AVAILABLE RECORDS:
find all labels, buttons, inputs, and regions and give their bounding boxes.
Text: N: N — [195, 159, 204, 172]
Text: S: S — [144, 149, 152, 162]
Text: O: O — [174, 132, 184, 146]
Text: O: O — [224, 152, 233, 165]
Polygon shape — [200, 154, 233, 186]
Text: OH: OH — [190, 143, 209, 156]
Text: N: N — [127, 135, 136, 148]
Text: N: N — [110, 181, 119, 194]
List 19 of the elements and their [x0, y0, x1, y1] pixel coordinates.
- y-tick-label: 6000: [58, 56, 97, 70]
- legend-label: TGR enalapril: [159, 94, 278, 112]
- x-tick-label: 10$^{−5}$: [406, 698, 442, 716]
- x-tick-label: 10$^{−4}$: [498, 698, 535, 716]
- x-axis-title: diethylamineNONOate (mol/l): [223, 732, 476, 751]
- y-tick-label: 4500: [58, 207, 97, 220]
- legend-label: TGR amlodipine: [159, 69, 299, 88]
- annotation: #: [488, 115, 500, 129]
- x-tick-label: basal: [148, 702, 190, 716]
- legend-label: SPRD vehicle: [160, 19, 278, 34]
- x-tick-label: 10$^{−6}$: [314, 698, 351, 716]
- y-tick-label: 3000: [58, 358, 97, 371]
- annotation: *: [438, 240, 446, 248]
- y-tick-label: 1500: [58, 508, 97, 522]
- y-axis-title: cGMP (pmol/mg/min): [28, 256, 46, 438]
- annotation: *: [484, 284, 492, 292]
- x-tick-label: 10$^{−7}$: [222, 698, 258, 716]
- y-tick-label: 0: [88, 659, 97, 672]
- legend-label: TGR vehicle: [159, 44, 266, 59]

BRIEF:
Rewrite all of the material above with every "legend-label" switched to "legend-entry", and leave everything else as it is.

EXERCISE OUTPUT:
find all labels, buttons, inputs, and regions and give their bounding boxes.
Text: N: N — [195, 159, 204, 172]
Text: S: S — [144, 149, 152, 162]
Text: O: O — [174, 132, 184, 146]
Text: O: O — [224, 152, 233, 165]
Polygon shape — [200, 154, 233, 186]
Text: OH: OH — [190, 143, 209, 156]
Text: N: N — [127, 135, 136, 148]
Text: N: N — [110, 181, 119, 194]
List 19 of the elements and their [x0, y0, x1, y1] pixel coordinates.
- y-tick-label: 6000: [58, 56, 97, 70]
- legend-entry: TGR enalapril: [159, 94, 278, 112]
- x-tick-label: 10$^{−5}$: [406, 698, 442, 716]
- x-tick-label: 10$^{−4}$: [498, 698, 535, 716]
- x-axis-title: diethylamineNONOate (mol/l): [223, 732, 476, 751]
- y-tick-label: 4500: [58, 207, 97, 220]
- legend-entry: TGR amlodipine: [159, 69, 299, 88]
- annotation: #: [488, 115, 500, 129]
- x-tick-label: basal: [148, 702, 190, 716]
- legend-entry: SPRD vehicle: [160, 19, 278, 34]
- x-tick-label: 10$^{−6}$: [314, 698, 351, 716]
- y-tick-label: 3000: [58, 358, 97, 371]
- annotation: *: [438, 240, 446, 248]
- y-tick-label: 1500: [58, 508, 97, 522]
- y-axis-title: cGMP (pmol/mg/min): [28, 256, 46, 438]
- annotation: *: [484, 284, 492, 292]
- x-tick-label: 10$^{−7}$: [222, 698, 258, 716]
- y-tick-label: 0: [88, 659, 97, 672]
- legend-entry: TGR vehicle: [159, 44, 266, 59]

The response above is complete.